### Task
Locate the word "Music" in the entries below, then gather every line that holds it.

Entries from a dataset:
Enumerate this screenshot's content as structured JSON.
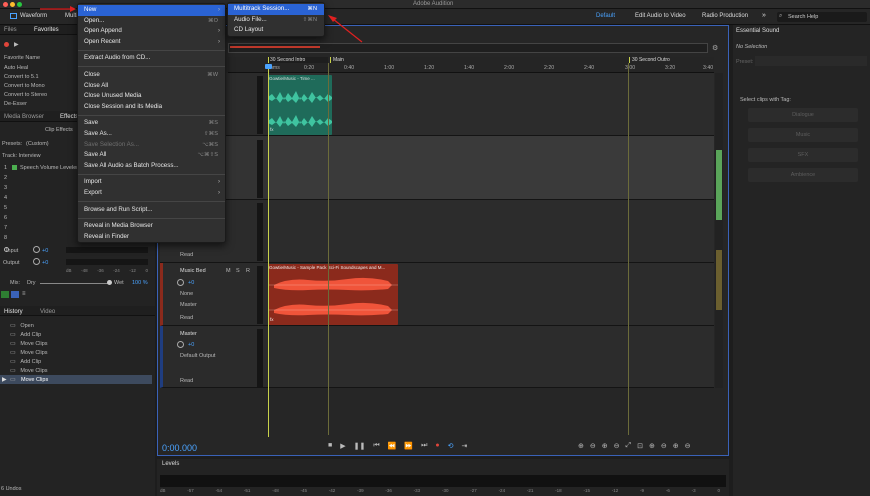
{
  "app": {
    "title": "Adobe Audition"
  },
  "toolbar": {
    "waveform": "Waveform",
    "multitrack": "Multi",
    "workspaces": [
      "Default",
      "Edit Audio to Video",
      "Radio Production"
    ],
    "more": "»",
    "search_placeholder": "Search Help"
  },
  "left": {
    "tabs": [
      "Files",
      "Favorites"
    ],
    "favorites": [
      "Favorite Name",
      "Auto Heal",
      "Convert to 5.1",
      "Convert to Mono",
      "Convert to Stereo",
      "De-Esser"
    ],
    "effect_tabs": [
      "Media Browser",
      "Effects"
    ],
    "clip_effects": "Clip Effects",
    "presets_label": "Presets:",
    "presets_value": "(Custom)",
    "track_label": "Track: Interview",
    "slots": [
      "1",
      "2",
      "3",
      "4",
      "5",
      "6",
      "7",
      "8"
    ],
    "slot1_name": "Speech Volume Leveler",
    "input_label": "Input",
    "output_label": "Output",
    "input_val": "+0",
    "output_val": "+0",
    "meter_scale": [
      "dB",
      "-48",
      "-36",
      "-24",
      "-12",
      "0"
    ],
    "mix": "Mix:",
    "dry": "Dry",
    "wet": "Wet",
    "mix_val": "100 %"
  },
  "history": {
    "tabs": [
      "History",
      "Video"
    ],
    "items": [
      "Open",
      "Add Clip",
      "Move Clips",
      "Move Clips",
      "Add Clip",
      "Move Clips",
      "Move Clips"
    ],
    "undo_count": "6 Undos"
  },
  "editor": {
    "timecode": "0:00.000",
    "ruler": [
      "hms",
      "0:20",
      "0:40",
      "1:00",
      "1:20",
      "1:40",
      "2:00",
      "2:20",
      "2:40",
      "3:00",
      "3:20",
      "3:40"
    ],
    "markers": [
      "30 Second Intro",
      "Main",
      "30 Second Outro"
    ]
  },
  "tracks": {
    "music_bed": "Music Bed",
    "master": "Master",
    "none": "None",
    "master_out": "Master",
    "default_output": "Default Output",
    "read": "Read",
    "m": "M",
    "s": "S",
    "r": "R",
    "zero": "+0",
    "clip1_title": "Gowtie/Music - Time ...",
    "clip2_title": "Gowtie/Music - Sample Pack Sci-Fi Soundscapes and M...",
    "clip_fx": "fx"
  },
  "menu_file": [
    {
      "label": "New",
      "arrow": true,
      "highlight": true
    },
    {
      "label": "Open...",
      "shortcut": "⌘O"
    },
    {
      "label": "Open Append",
      "arrow": true
    },
    {
      "label": "Open Recent",
      "arrow": true
    },
    {
      "sep": true
    },
    {
      "label": "Extract Audio from CD..."
    },
    {
      "sep": true
    },
    {
      "label": "Close",
      "shortcut": "⌘W"
    },
    {
      "label": "Close All"
    },
    {
      "label": "Close Unused Media"
    },
    {
      "label": "Close Session and its Media"
    },
    {
      "sep": true
    },
    {
      "label": "Save",
      "shortcut": "⌘S"
    },
    {
      "label": "Save As...",
      "shortcut": "⇧⌘S"
    },
    {
      "label": "Save Selection As...",
      "shortcut": "⌥⌘S",
      "disabled": true
    },
    {
      "label": "Save All",
      "shortcut": "⌥⌘⇧S"
    },
    {
      "label": "Save All Audio as Batch Process..."
    },
    {
      "sep": true
    },
    {
      "label": "Import",
      "arrow": true
    },
    {
      "label": "Export",
      "arrow": true
    },
    {
      "sep": true
    },
    {
      "label": "Browse and Run Script..."
    },
    {
      "sep": true
    },
    {
      "label": "Reveal in Media Browser"
    },
    {
      "label": "Reveal in Finder"
    }
  ],
  "menu_new": [
    {
      "label": "Multitrack Session...",
      "shortcut": "⌘N",
      "highlight": true
    },
    {
      "label": "Audio File...",
      "shortcut": "⇧⌘N"
    },
    {
      "label": "CD Layout"
    }
  ],
  "essential": {
    "title": "Essential Sound",
    "no_selection": "No Selection",
    "preset": "Preset:",
    "hint": "Select clips with Tag:",
    "buttons": [
      "Dialogue",
      "Music",
      "SFX",
      "Ambience"
    ]
  },
  "levels": {
    "title": "Levels",
    "scale": [
      "dB",
      "-57",
      "-54",
      "-51",
      "-48",
      "-45",
      "-42",
      "-39",
      "-36",
      "-33",
      "-30",
      "-27",
      "-24",
      "-21",
      "-18",
      "-15",
      "-12",
      "-9",
      "-6",
      "-3",
      "0"
    ]
  },
  "colors": {
    "accent": "#2a63d4",
    "clip_green": "#1f6b5a",
    "clip_red": "#8b2a1c",
    "wave_green": "#3fc4a0",
    "wave_red": "#f0543a",
    "playhead": "#c8d24a",
    "arrow_red": "#e02020"
  }
}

### Response
    "music_bed": "Music Bed",
    "clip1_title": "Gowtie/Music - Time ...",
    "clip2_title": "Gowtie/Music - Sample Pack Sci-Fi Soundscapes and M...",
      "Music",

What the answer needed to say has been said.